(Stored data)
====

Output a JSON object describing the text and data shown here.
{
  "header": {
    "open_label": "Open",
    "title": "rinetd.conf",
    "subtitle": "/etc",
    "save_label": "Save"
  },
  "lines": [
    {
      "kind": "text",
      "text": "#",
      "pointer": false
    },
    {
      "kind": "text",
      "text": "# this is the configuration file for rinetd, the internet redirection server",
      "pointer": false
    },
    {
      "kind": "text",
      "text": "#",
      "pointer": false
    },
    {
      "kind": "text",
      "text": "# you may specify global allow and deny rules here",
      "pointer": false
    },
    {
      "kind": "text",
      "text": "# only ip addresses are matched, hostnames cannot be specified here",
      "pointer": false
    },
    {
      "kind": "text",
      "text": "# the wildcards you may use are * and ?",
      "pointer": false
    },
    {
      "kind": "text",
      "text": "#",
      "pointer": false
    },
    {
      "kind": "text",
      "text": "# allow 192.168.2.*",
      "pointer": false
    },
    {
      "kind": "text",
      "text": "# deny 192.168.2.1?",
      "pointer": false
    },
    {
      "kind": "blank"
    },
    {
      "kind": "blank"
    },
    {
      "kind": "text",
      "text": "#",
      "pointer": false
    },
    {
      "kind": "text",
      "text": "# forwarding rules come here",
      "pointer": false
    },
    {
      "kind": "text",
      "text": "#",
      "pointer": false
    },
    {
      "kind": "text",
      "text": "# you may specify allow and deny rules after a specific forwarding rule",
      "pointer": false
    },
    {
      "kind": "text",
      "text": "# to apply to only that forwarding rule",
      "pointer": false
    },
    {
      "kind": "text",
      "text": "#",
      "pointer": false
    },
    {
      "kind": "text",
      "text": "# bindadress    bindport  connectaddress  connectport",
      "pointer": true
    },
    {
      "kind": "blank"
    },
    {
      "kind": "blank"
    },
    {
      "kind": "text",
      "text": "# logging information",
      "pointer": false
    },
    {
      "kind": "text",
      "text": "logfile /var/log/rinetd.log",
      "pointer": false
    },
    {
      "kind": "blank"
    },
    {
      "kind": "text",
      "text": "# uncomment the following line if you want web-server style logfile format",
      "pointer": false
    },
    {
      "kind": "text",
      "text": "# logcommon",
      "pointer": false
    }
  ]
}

====

GIVEN TASK —
Reply with nothing but a number: how many lines of the entries above contain the string "here"?

THE REPLY —
4